▶ STATED GOAL: Return the listing below in full, with every line exactly as it is.

┄┄┄┄┄┄

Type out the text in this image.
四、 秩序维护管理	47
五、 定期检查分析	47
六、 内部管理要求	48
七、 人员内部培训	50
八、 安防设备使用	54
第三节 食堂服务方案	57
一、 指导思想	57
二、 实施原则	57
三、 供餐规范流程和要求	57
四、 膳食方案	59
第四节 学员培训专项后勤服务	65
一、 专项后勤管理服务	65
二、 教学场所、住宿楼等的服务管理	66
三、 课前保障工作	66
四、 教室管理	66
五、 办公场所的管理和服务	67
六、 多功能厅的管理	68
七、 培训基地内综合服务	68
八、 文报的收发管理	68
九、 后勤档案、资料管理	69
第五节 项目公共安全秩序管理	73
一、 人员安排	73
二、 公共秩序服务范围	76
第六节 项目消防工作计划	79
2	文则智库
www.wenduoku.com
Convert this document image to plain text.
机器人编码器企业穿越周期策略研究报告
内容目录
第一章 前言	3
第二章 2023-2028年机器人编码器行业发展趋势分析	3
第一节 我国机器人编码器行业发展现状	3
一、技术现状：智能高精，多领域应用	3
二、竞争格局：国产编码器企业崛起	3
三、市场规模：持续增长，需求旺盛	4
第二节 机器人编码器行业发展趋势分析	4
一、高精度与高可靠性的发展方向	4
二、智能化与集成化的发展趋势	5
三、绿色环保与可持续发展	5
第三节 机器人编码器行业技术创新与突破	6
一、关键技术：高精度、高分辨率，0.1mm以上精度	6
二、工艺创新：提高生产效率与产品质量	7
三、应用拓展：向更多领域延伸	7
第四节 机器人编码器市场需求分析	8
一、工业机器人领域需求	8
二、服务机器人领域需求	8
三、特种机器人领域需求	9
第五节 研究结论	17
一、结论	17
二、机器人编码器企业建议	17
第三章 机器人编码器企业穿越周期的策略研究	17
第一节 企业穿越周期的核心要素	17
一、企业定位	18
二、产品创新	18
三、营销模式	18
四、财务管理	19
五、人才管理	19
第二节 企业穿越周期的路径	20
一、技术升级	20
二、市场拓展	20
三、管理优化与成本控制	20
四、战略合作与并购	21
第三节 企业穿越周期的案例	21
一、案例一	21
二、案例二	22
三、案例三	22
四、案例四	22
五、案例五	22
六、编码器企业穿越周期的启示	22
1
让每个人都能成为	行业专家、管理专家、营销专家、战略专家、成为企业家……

┄┄┄┄┄┄

▶ WRITTEN RESPONSE:
Type out the text in this image.
四、 秩序维护管理	47
五、 定期检查分析	47
六、 内部管理要求	48
七、 人员内部培训	50
八、 安防设备使用	54
第三节 食堂服务方案	57
一、 指导思想	57
二、 实施原则	57
三、 供餐规范流程和要求	57
四、 膳食方案	59
第四节 学员培训专项后勤服务	65
一、 专项后勤管理服务	65
二、 教学场所、住宿楼等的服务管理	66
三、 课前保障工作	66
四、 教室管理	66
五、 办公场所的管理和服务	67
六、 多功能厅的管理	68
七、 培训基地内综合服务	68
八、 文报的收发管理	68
九、 后勤档案、资料管理	69
第五节 项目公共安全秩序管理	73
一、 人员安排	73
二、 公共秩序服务范围	76
第六节 项目消防工作计划	79
2	文则智库
www.wenduoku.com
Convert this document image to plain text.
机器人编码器企业穿越周期策略研究报告
内容目录
第一章 前言	3
第二章 2023-2028年机器人编码器行业发展趋势分析	3
第一节 我国机器人编码器行业发展现状	3
一、技术现状：智能高精，多领域应用	3
二、竞争格局：国产编码器企业崛起	3
三、市场规模：持续增长，需求旺盛	4
第二节 机器人编码器行业发展趋势分析	4
一、高精度与高可靠性的发展方向	4
二、智能化与集成化的发展趋势	5
三、绿色环保与可持续发展	5
第三节 机器人编码器行业技术创新与突破	6
一、关键技术：高精度、高分辨率，0.1mm以上精度	6
二、工艺创新：提高生产效率与产品质量	7
三、应用拓展：向更多领域延伸	7
第四节 机器人编码器市场需求分析	8
一、工业机器人领域需求	8
二、服务机器人领域需求	8
三、特种机器人领域需求	9
第五节 研究结论	17
一、结论	17
二、机器人编码器企业建议	17
第三章 机器人编码器企业穿越周期的策略研究	17
第一节 企业穿越周期的核心要素	17
一、企业定位	18
二、产品创新	18
三、营销模式	18
四、财务管理	19
五、人才管理	19
第二节 企业穿越周期的路径	20
一、技术升级	20
二、市场拓展	20
三、管理优化与成本控制	20
四、战略合作与并购	21
第三节 企业穿越周期的案例	21
一、案例一	21
二、案例二	22
三、案例三	22
四、案例四	22
五、案例五	22
六、编码器企业穿越周期的启示	22
1
让每个人都能成为	行业专家、管理专家、营销专家、战略专家、成为企业家……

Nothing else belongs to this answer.